## TASK OBJECTIVE
Determine which lines contain the word "请求方法", then copy those lines.

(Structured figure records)
..............................

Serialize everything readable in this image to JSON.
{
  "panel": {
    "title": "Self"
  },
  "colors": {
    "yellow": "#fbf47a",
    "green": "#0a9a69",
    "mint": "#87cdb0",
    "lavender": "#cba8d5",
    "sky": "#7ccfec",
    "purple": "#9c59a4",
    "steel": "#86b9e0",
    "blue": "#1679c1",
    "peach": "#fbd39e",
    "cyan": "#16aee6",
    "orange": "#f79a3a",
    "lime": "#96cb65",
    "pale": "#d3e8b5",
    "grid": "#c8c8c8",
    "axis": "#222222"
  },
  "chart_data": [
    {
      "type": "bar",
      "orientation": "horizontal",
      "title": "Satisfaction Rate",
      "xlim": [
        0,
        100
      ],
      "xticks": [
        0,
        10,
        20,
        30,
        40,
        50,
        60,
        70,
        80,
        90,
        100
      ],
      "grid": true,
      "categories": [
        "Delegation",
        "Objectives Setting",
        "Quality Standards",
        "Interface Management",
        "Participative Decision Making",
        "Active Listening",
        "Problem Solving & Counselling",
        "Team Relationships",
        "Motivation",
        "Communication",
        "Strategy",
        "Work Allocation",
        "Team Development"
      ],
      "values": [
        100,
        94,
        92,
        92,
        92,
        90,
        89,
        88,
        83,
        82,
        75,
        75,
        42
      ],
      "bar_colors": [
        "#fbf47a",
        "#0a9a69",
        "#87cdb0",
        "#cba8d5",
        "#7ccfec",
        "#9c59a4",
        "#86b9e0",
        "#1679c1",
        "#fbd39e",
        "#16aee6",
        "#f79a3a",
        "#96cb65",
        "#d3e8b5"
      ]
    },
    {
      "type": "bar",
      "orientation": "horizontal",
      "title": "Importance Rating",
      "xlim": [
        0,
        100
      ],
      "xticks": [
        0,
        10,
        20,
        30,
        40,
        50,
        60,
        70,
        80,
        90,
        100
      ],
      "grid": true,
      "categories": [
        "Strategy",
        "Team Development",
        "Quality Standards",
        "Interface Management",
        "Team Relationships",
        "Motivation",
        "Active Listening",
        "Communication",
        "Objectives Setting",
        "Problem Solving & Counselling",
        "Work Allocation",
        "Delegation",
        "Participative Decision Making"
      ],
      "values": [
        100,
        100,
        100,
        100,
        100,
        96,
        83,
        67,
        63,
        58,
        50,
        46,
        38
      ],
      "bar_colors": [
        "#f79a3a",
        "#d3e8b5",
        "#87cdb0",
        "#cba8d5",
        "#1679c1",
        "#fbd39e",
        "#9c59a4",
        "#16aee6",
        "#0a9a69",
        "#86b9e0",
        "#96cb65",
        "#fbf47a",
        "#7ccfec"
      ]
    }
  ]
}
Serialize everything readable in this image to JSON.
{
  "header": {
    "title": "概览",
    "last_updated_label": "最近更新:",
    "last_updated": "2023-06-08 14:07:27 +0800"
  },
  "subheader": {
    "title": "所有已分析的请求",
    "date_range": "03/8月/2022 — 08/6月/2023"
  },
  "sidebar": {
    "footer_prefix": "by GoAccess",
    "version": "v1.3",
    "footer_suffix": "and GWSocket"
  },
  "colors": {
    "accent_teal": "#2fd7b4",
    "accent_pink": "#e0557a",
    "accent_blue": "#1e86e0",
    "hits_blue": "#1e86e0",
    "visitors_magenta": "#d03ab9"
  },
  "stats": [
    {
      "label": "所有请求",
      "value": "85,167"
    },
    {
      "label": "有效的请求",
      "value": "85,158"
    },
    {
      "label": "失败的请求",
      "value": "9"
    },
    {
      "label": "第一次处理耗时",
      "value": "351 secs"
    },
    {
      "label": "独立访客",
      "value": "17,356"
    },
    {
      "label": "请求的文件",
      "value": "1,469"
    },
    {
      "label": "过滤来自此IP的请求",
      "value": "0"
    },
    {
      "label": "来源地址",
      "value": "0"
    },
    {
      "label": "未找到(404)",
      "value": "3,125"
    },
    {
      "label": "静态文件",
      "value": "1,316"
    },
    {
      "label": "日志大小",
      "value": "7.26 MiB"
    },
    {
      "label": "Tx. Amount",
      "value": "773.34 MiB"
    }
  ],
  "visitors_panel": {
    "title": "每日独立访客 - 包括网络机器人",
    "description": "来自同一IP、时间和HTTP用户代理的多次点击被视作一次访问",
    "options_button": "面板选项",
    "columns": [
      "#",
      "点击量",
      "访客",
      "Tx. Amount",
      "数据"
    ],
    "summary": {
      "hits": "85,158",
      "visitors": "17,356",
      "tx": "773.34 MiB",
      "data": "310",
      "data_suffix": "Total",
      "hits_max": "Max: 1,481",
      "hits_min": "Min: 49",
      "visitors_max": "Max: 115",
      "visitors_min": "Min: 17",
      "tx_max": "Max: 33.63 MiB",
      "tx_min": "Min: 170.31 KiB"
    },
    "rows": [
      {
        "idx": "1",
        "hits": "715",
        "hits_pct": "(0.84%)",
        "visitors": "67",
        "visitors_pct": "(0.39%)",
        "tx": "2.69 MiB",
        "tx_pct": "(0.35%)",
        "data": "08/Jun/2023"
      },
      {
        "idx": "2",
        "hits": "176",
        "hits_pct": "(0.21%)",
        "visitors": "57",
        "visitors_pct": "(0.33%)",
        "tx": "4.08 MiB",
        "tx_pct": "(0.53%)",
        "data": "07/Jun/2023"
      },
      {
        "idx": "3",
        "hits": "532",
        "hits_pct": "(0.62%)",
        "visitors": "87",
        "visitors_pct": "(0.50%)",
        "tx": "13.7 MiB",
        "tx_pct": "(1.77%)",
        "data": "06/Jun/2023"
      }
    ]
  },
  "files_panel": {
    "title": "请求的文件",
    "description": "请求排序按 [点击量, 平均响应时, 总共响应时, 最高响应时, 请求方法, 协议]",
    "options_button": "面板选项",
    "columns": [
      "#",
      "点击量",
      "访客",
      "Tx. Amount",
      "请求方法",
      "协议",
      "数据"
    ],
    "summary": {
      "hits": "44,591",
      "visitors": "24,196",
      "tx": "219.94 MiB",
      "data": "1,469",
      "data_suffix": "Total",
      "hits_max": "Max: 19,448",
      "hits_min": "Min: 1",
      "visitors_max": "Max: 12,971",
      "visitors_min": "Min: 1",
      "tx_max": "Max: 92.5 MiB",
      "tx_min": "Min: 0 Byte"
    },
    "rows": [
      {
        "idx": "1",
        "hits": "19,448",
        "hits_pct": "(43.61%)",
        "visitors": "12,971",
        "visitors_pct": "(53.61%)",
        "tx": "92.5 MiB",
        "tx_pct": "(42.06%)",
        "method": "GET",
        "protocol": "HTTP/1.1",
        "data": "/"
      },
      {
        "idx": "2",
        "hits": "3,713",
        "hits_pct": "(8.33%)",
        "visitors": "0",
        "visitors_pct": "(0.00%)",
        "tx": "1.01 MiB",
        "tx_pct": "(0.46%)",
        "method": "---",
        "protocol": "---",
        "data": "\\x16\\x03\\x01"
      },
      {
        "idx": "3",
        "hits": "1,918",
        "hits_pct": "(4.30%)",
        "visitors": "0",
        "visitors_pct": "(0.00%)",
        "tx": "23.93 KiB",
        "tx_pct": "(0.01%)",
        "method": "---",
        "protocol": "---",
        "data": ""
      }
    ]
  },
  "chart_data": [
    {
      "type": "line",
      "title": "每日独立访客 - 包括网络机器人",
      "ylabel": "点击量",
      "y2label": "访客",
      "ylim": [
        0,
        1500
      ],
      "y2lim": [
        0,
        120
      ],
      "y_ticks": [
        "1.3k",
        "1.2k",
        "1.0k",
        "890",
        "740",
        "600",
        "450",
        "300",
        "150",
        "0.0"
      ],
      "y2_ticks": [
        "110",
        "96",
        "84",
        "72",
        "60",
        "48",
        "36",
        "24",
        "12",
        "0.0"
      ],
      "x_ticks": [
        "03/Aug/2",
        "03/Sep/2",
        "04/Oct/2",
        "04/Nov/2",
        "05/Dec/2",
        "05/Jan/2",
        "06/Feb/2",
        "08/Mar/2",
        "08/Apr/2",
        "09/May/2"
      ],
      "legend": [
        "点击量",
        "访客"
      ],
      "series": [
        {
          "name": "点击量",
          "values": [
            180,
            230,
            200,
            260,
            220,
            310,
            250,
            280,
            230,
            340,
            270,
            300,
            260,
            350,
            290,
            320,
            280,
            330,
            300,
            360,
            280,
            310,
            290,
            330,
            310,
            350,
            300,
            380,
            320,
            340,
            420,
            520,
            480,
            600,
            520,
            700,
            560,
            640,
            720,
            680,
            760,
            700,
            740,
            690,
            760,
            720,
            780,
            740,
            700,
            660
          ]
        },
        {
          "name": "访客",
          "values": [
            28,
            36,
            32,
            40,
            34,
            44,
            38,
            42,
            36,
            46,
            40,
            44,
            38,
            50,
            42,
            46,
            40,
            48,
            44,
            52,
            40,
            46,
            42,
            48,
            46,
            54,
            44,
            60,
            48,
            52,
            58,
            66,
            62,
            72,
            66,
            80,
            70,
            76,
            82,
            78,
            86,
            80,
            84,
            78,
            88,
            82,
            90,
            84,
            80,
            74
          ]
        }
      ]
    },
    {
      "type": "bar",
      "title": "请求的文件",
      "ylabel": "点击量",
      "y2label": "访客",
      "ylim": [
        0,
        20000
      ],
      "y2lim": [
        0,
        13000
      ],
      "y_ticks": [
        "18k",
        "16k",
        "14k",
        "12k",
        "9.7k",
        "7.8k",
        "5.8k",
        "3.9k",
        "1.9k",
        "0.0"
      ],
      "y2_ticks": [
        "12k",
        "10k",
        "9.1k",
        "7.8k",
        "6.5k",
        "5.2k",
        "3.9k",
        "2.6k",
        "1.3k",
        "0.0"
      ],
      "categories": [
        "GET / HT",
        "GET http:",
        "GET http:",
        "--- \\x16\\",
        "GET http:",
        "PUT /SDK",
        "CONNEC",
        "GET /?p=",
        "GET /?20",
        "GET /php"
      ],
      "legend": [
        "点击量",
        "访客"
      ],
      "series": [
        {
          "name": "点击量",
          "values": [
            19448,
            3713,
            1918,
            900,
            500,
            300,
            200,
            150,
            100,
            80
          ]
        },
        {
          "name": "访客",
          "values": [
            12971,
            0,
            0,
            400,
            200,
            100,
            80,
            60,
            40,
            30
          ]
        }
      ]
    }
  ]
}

..............................

## IN RESPONSE
    "description": "请求排序按 [点击量, 平均响应时, 总共响应时, 最高响应时, 请求方法, 协议]",
      "请求方法",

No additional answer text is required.